What you are asked to do: Copy every line from the one that holds "What's the underlying" to the end of the records below, exactly and with nothing else, but without any pictures.

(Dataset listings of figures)
┄┄┄┄┄┄┄┄┄┄┄┄┄┄┄┄┄┄┄┄
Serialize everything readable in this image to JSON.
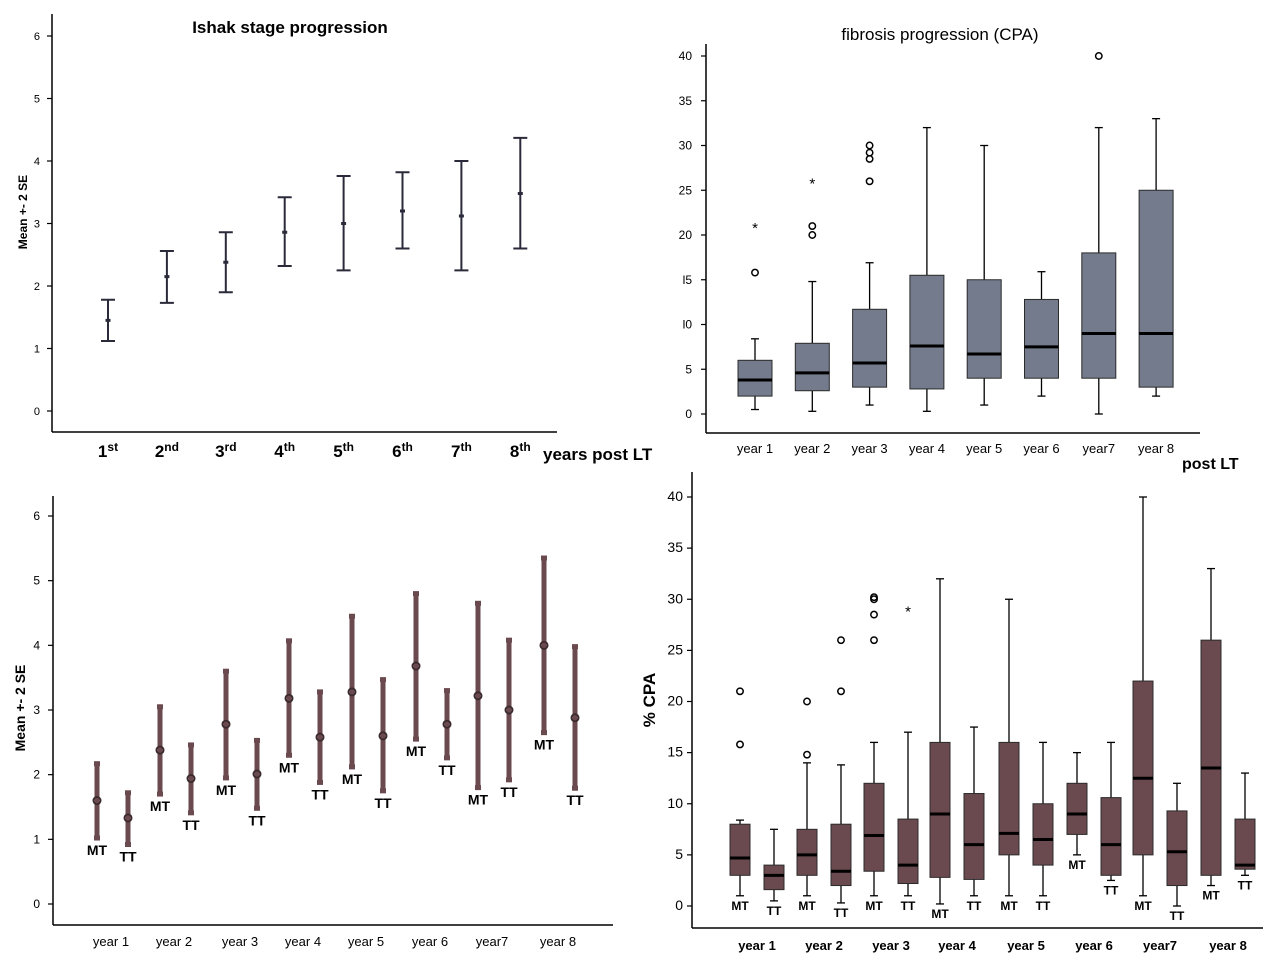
{
  "chart_data": [
    {
      "id": "p1",
      "type": "errorbar",
      "title": "Ishak stage progression",
      "ylabel": "Mean +- 2 SE",
      "xlabel": "years post LT",
      "ylim": [
        0,
        6
      ],
      "yticks": [
        "0",
        "1",
        "2",
        "3",
        "4",
        "5",
        "6"
      ],
      "categories": [
        {
          "base": "1",
          "sup": "st"
        },
        {
          "base": "2",
          "sup": "nd"
        },
        {
          "base": "3",
          "sup": "rd"
        },
        {
          "base": "4",
          "sup": "th"
        },
        {
          "base": "5",
          "sup": "th"
        },
        {
          "base": "6",
          "sup": "th"
        },
        {
          "base": "7",
          "sup": "th"
        },
        {
          "base": "8",
          "sup": "th"
        }
      ],
      "mean": [
        1.45,
        2.15,
        2.38,
        2.86,
        3.0,
        3.2,
        3.12,
        3.48
      ],
      "low": [
        1.12,
        1.73,
        1.9,
        2.32,
        2.25,
        2.6,
        2.25,
        2.6
      ],
      "high": [
        1.78,
        2.56,
        2.86,
        3.42,
        3.76,
        3.82,
        4.0,
        4.37
      ],
      "color": "#2a2a3a"
    },
    {
      "id": "p2",
      "type": "box",
      "title": "fibrosis progression (CPA)",
      "xlabel": "post LT",
      "ylim": [
        0,
        40
      ],
      "yticks": [
        "0",
        "5",
        "10",
        "15",
        "20",
        "25",
        "30",
        "35",
        "40"
      ],
      "ytick_display": [
        "0",
        "5",
        "l0",
        "l5",
        "20",
        "25",
        "30",
        "35",
        "40"
      ],
      "categories": [
        "year 1",
        "year 2",
        "year 3",
        "year 4",
        "year 5",
        "year 6",
        "year7",
        "year 8"
      ],
      "boxes": [
        {
          "min": 0.5,
          "q1": 2.0,
          "median": 3.8,
          "q3": 6.0,
          "max": 8.4,
          "outliers": [
            15.8
          ],
          "extremes": [
            21
          ]
        },
        {
          "min": 0.3,
          "q1": 2.6,
          "median": 4.6,
          "q3": 7.9,
          "max": 14.8,
          "outliers": [
            20,
            21
          ],
          "extremes": [
            26
          ]
        },
        {
          "min": 1.0,
          "q1": 3.0,
          "median": 5.7,
          "q3": 11.7,
          "max": 16.9,
          "outliers": [
            26,
            28.5,
            29.2,
            30
          ],
          "extremes": []
        },
        {
          "min": 0.3,
          "q1": 2.8,
          "median": 7.6,
          "q3": 15.5,
          "max": 32,
          "outliers": [],
          "extremes": []
        },
        {
          "min": 1.0,
          "q1": 4.0,
          "median": 6.7,
          "q3": 15.0,
          "max": 30,
          "outliers": [],
          "extremes": []
        },
        {
          "min": 2.0,
          "q1": 4.0,
          "median": 7.5,
          "q3": 12.8,
          "max": 15.9,
          "outliers": [],
          "extremes": []
        },
        {
          "min": 0.0,
          "q1": 4.0,
          "median": 9.0,
          "q3": 18.0,
          "max": 32,
          "outliers": [
            40
          ],
          "extremes": []
        },
        {
          "min": 2.0,
          "q1": 3.0,
          "median": 9.0,
          "q3": 25.0,
          "max": 33,
          "outliers": [],
          "extremes": []
        }
      ],
      "color": "#737b8d"
    },
    {
      "id": "p3",
      "type": "errorbar",
      "ylabel": "Mean +- 2 SE",
      "ylim": [
        0,
        6
      ],
      "yticks": [
        "0",
        "1",
        "2",
        "3",
        "4",
        "5",
        "6"
      ],
      "categories": [
        "year 1",
        "year 2",
        "year 3",
        "year 4",
        "year 5",
        "year 6",
        "year7",
        "year 8"
      ],
      "series": [
        {
          "name": "MT",
          "mean": [
            1.6,
            2.38,
            2.78,
            3.18,
            3.28,
            3.68,
            3.22,
            4.0
          ],
          "low": [
            1.02,
            1.7,
            1.95,
            2.3,
            2.12,
            2.55,
            1.8,
            2.65
          ],
          "high": [
            2.17,
            3.05,
            3.6,
            4.07,
            4.45,
            4.8,
            4.65,
            5.35
          ]
        },
        {
          "name": "TT",
          "mean": [
            1.33,
            1.94,
            2.01,
            2.58,
            2.6,
            2.78,
            3.0,
            2.88
          ],
          "low": [
            0.92,
            1.41,
            1.48,
            1.88,
            1.75,
            2.26,
            1.92,
            1.79
          ],
          "high": [
            1.72,
            2.46,
            2.53,
            3.28,
            3.47,
            3.3,
            4.08,
            3.98
          ]
        }
      ],
      "color": "#6b4a4f"
    },
    {
      "id": "p4",
      "type": "box",
      "ylabel": "% CPA",
      "ylim": [
        0,
        40
      ],
      "yticks": [
        "0",
        "5",
        "10",
        "15",
        "20",
        "25",
        "30",
        "35",
        "40"
      ],
      "categories": [
        "year 1",
        "year 2",
        "year 3",
        "year 4",
        "year 5",
        "year 6",
        "year7",
        "year 8"
      ],
      "series": [
        {
          "name": "MT",
          "boxes": [
            {
              "min": 1.0,
              "q1": 3.0,
              "median": 4.7,
              "q3": 8.0,
              "max": 8.4,
              "outliers": [
                15.8,
                21
              ],
              "extremes": []
            },
            {
              "min": 1.0,
              "q1": 3.0,
              "median": 5.0,
              "q3": 7.5,
              "max": 14.0,
              "outliers": [
                14.8,
                20
              ],
              "extremes": []
            },
            {
              "min": 1.0,
              "q1": 3.4,
              "median": 6.9,
              "q3": 12.0,
              "max": 16.0,
              "outliers": [
                26,
                28.5,
                30,
                30.2
              ],
              "extremes": []
            },
            {
              "min": 0.2,
              "q1": 2.8,
              "median": 9.0,
              "q3": 16.0,
              "max": 32,
              "outliers": [],
              "extremes": []
            },
            {
              "min": 1.0,
              "q1": 5.0,
              "median": 7.1,
              "q3": 16.0,
              "max": 30,
              "outliers": [],
              "extremes": []
            },
            {
              "min": 5.0,
              "q1": 7.0,
              "median": 9.0,
              "q3": 12.0,
              "max": 15.0,
              "outliers": [],
              "extremes": []
            },
            {
              "min": 1.0,
              "q1": 5.0,
              "median": 12.5,
              "q3": 22.0,
              "max": 40,
              "outliers": [],
              "extremes": []
            },
            {
              "min": 2.0,
              "q1": 3.0,
              "median": 13.5,
              "q3": 26.0,
              "max": 33,
              "outliers": [],
              "extremes": []
            }
          ]
        },
        {
          "name": "TT",
          "boxes": [
            {
              "min": 0.5,
              "q1": 1.6,
              "median": 3.0,
              "q3": 4.0,
              "max": 7.5,
              "outliers": [],
              "extremes": []
            },
            {
              "min": 0.3,
              "q1": 2.0,
              "median": 3.4,
              "q3": 8.0,
              "max": 13.8,
              "outliers": [
                21,
                26
              ],
              "extremes": []
            },
            {
              "min": 1.0,
              "q1": 2.2,
              "median": 4.0,
              "q3": 8.5,
              "max": 17.0,
              "outliers": [],
              "extremes": [
                29
              ]
            },
            {
              "min": 1.0,
              "q1": 2.6,
              "median": 6.0,
              "q3": 11.0,
              "max": 17.5,
              "outliers": [],
              "extremes": []
            },
            {
              "min": 1.0,
              "q1": 4.0,
              "median": 6.5,
              "q3": 10.0,
              "max": 16.0,
              "outliers": [],
              "extremes": []
            },
            {
              "min": 2.5,
              "q1": 3.0,
              "median": 6.0,
              "q3": 10.6,
              "max": 16.0,
              "outliers": [],
              "extremes": []
            },
            {
              "min": 0.0,
              "q1": 2.0,
              "median": 5.3,
              "q3": 9.3,
              "max": 12.0,
              "outliers": [],
              "extremes": []
            },
            {
              "min": 3.0,
              "q1": 3.6,
              "median": 4.0,
              "q3": 8.5,
              "max": 13.0,
              "outliers": [],
              "extremes": []
            }
          ]
        }
      ],
      "color": "#6b4a4f"
    }
  ]
}
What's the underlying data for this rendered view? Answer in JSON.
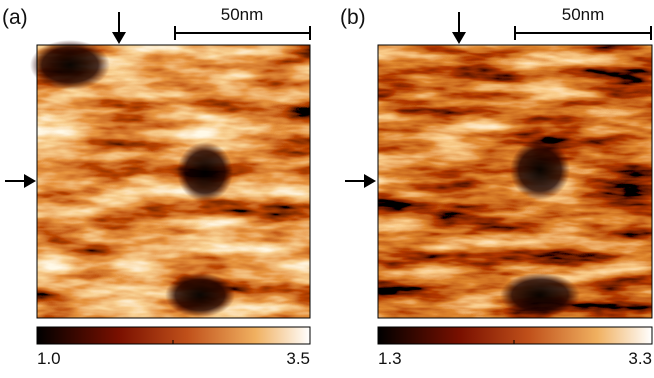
{
  "panels": [
    {
      "label": "(a)",
      "scale_bar": "50nm",
      "colorbar": {
        "min": "1.0",
        "max": "3.5"
      }
    },
    {
      "label": "(b)",
      "scale_bar": "50nm",
      "colorbar": {
        "min": "1.3",
        "max": "3.3"
      }
    }
  ]
}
┄┄┄┄┄┄┄┄┄┄┄┄┄┄┄┄┄┄┄┄
Correct result:
What's the underlying data for this rendered view? Answer in JSON.
{
  "panels": [
    {
      "label": "(a)",
      "scale_bar": "50nm",
      "colorbar": {
        "min": "1.0",
        "max": "3.5"
      }
    },
    {
      "label": "(b)",
      "scale_bar": "50nm",
      "colorbar": {
        "min": "1.3",
        "max": "3.3"
      }
    }
  ]
}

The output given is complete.